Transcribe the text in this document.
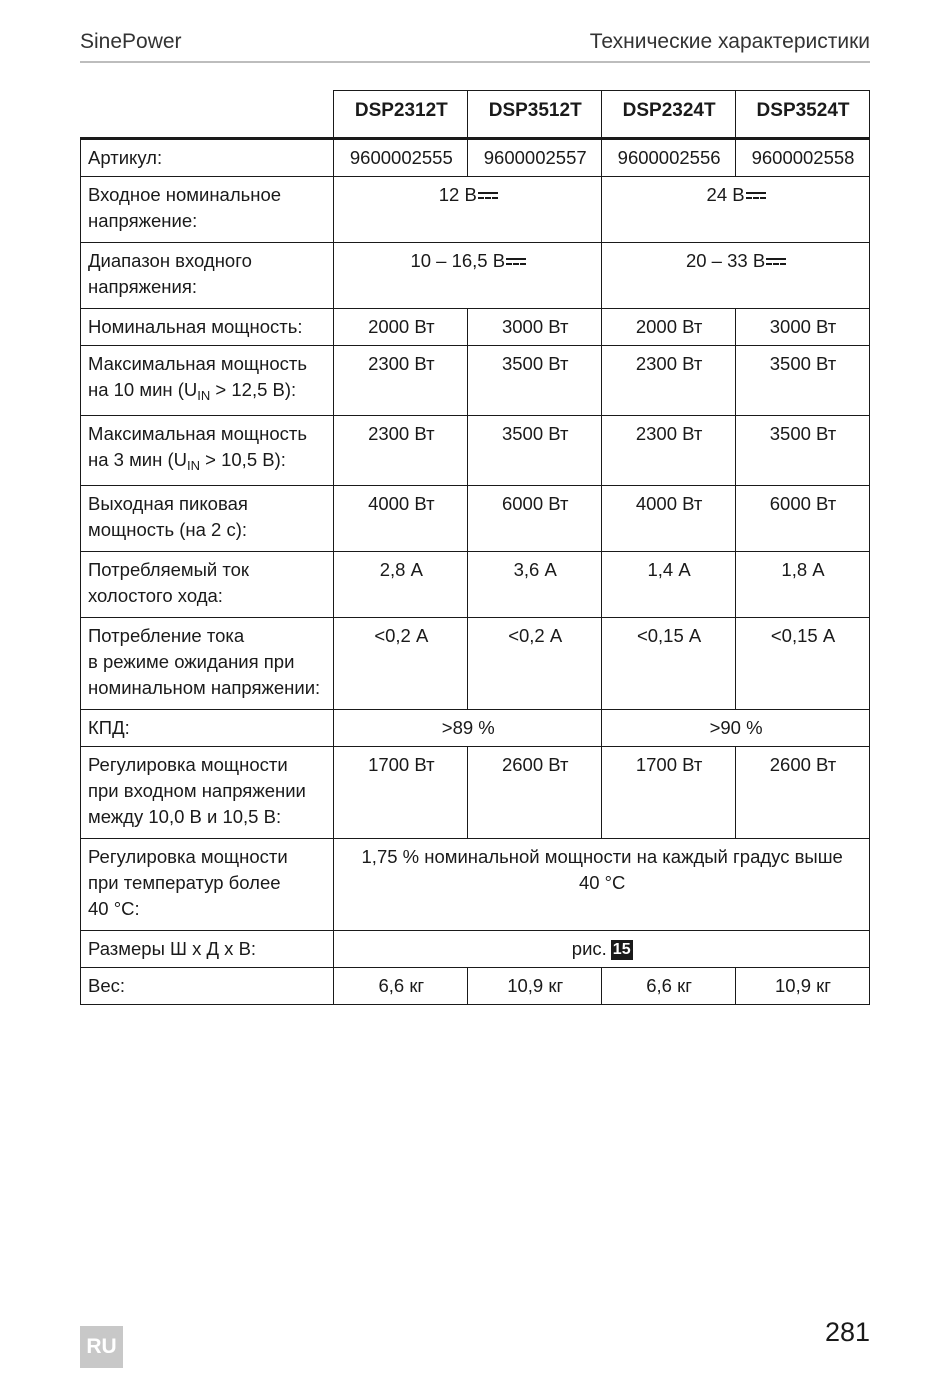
SinePower	Технические характеристики
	DSP2312T	DSP3512T	DSP2324T	DSP3524T
Артикул:	9600002555	9600002557	9600002556	9600002558
Входное номинальное
напряжение:	12 В		24 В	
Диапазон входного
напряжения:	10 – 16,5 В		20 – 33 В	
Номинальная мощность:	2000 Вт	3000 Вт	2000 Вт	3000 Вт
Максимальная мощность
на 10 мин ($U_{IN} > 12,5$ В):	2300 Вт	3500 Вт	2300 Вт	3500 Вт
Максимальная мощность
на 3 мин ($U_{IN} > 10,5$ В):	2300 Вт	3500 Вт	2300 Вт	3500 Вт
Выходная пиковая
мощность (на 2 с):	4000 Вт	6000 Вт	4000 Вт	6000 Вт
Потребляемый ток
холостого хода:	2,8 А	3,6 А	1,4 А	1,8 А
Потребление тока
в режиме ожидания при
номинальном напряжении:	<0,2 А	<0,2 А	<0,15 А	<0,15 А
КПД:	>89 %		>90 %	
Регулировка мощности
при входном напряжении
между 10,0 В и 10,5 В:	1700 Вт	2600 Вт	1700 Вт	2600 Вт
Регулировка мощности
при температур более
40 °C:	1,75 % номинальной мощности на каждый градус выше
40 °C			
Размеры Ш x Д x В:	рис. 15			
Вес:	6,6 кг	10,9 кг	6,6 кг	10,9 кг
RU	281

******************************

WRITTEN TASK: Exactly reproduce the entries above, minus the pictures.

RIGHT ANSWER:
Transcribe the text in this document.
SinePower	Технические характеристики
	DSP2312T	DSP3512T	DSP2324T	DSP3524T
Артикул:	9600002555	9600002557	9600002556	9600002558
Входное номинальное
напряжение:	12 В		24 В	
Диапазон входного
напряжения:	10 – 16,5 В		20 – 33 В	
Номинальная мощность:	2000 Вт	3000 Вт	2000 Вт	3000 Вт
Максимальная мощность
на 10 мин ($U_{IN} > 12,5$ В):	2300 Вт	3500 Вт	2300 Вт	3500 Вт
Максимальная мощность
на 3 мин ($U_{IN} > 10,5$ В):	2300 Вт	3500 Вт	2300 Вт	3500 Вт
Выходная пиковая
мощность (на 2 с):	4000 Вт	6000 Вт	4000 Вт	6000 Вт
Потребляемый ток
холостого хода:	2,8 А	3,6 А	1,4 А	1,8 А
Потребление тока
в режиме ожидания при
номинальном напряжении:	<0,2 А	<0,2 А	<0,15 А	<0,15 А
КПД:	>89 %		>90 %	
Регулировка мощности
при входном напряжении
между 10,0 В и 10,5 В:	1700 Вт	2600 Вт	1700 Вт	2600 Вт
Регулировка мощности
при температур более
40 °C:	1,75 % номинальной мощности на каждый градус выше
40 °C			
Размеры Ш x Д x В:	рис. 15			
Вес:	6,6 кг	10,9 кг	6,6 кг	10,9 кг
RU	281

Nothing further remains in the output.